THE PROBLEM:
Leaving out the pictures, retype all the material exactly.

A block of data:

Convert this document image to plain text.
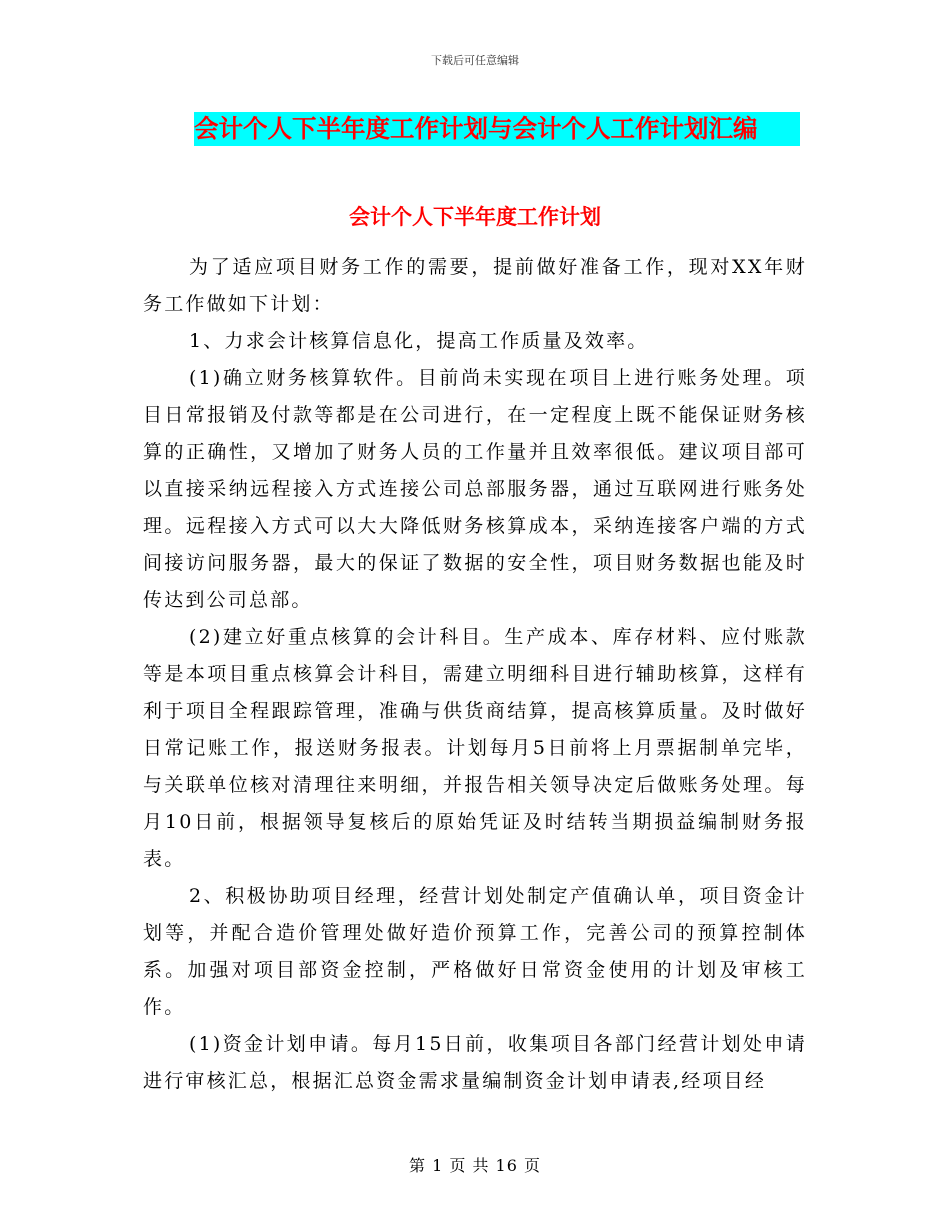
下载后可任意编辑
会计个人下半年度工作计划与会计个人工作计划汇编
会计个人下半年度工作计划

为了适应项目财务工作的需要，提前做好准备工作，现对XX年财务工作做如下计划：

1、力求会计核算信息化，提高工作质量及效率。

(1)确立财务核算软件。目前尚未实现在项目上进行账务处理。项目日常报销及付款等都是在公司进行，在一定程度上既不能保证财务核算的正确性，又增加了财务人员的工作量并且效率很低。建议项目部可以直接采纳远程接入方式连接公司总部服务器，通过互联网进行账务处理。远程接入方式可以大大降低财务核算成本，采纳连接客户端的方式间接访问服务器，最大的保证了数据的安全性，项目财务数据也能及时传达到公司总部。

(2)建立好重点核算的会计科目。生产成本、库存材料、应付账款等是本项目重点核算会计科目，需建立明细科目进行辅助核算，这样有利于项目全程跟踪管理，准确与供货商结算，提高核算质量。及时做好日常记账工作，报送财务报表。计划每月5日前将上月票据制单完毕，与关联单位核对清理往来明细，并报告相关领导决定后做账务处理。每月10日前，根据领导复核后的原始凭证及时结转当期损益编制财务报表。

2、积极协助项目经理，经营计划处制定产值确认单，项目资金计划等，并配合造价管理处做好造价预算工作，完善公司的预算控制体系。加强对项目部资金控制，严格做好日常资金使用的计划及审核工作。

(1)资金计划申请。每月15日前，收集项目各部门经营计划处申请进行审核汇总，根据汇总资金需求量编制资金计划申请表,经项目经

第 1 页 共 16 页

WRITTEN RESPONSE:
Convert this document image to plain text.
下载后可任意编辑
会计个人下半年度工作计划与会计个人工作计划汇编
会计个人下半年度工作计划

为了适应项目财务工作的需要，提前做好准备工作，现对XX年财务工作做如下计划：

1、力求会计核算信息化，提高工作质量及效率。

(1)确立财务核算软件。目前尚未实现在项目上进行账务处理。项目日常报销及付款等都是在公司进行，在一定程度上既不能保证财务核算的正确性，又增加了财务人员的工作量并且效率很低。建议项目部可以直接采纳远程接入方式连接公司总部服务器，通过互联网进行账务处理。远程接入方式可以大大降低财务核算成本，采纳连接客户端的方式间接访问服务器，最大的保证了数据的安全性，项目财务数据也能及时传达到公司总部。

(2)建立好重点核算的会计科目。生产成本、库存材料、应付账款等是本项目重点核算会计科目，需建立明细科目进行辅助核算，这样有利于项目全程跟踪管理，准确与供货商结算，提高核算质量。及时做好日常记账工作，报送财务报表。计划每月5日前将上月票据制单完毕，与关联单位核对清理往来明细，并报告相关领导决定后做账务处理。每月10日前，根据领导复核后的原始凭证及时结转当期损益编制财务报表。

2、积极协助项目经理，经营计划处制定产值确认单，项目资金计划等，并配合造价管理处做好造价预算工作，完善公司的预算控制体系。加强对项目部资金控制，严格做好日常资金使用的计划及审核工作。

(1)资金计划申请。每月15日前，收集项目各部门经营计划处申请进行审核汇总，根据汇总资金需求量编制资金计划申请表,经项目经

第 1 页 共 16 页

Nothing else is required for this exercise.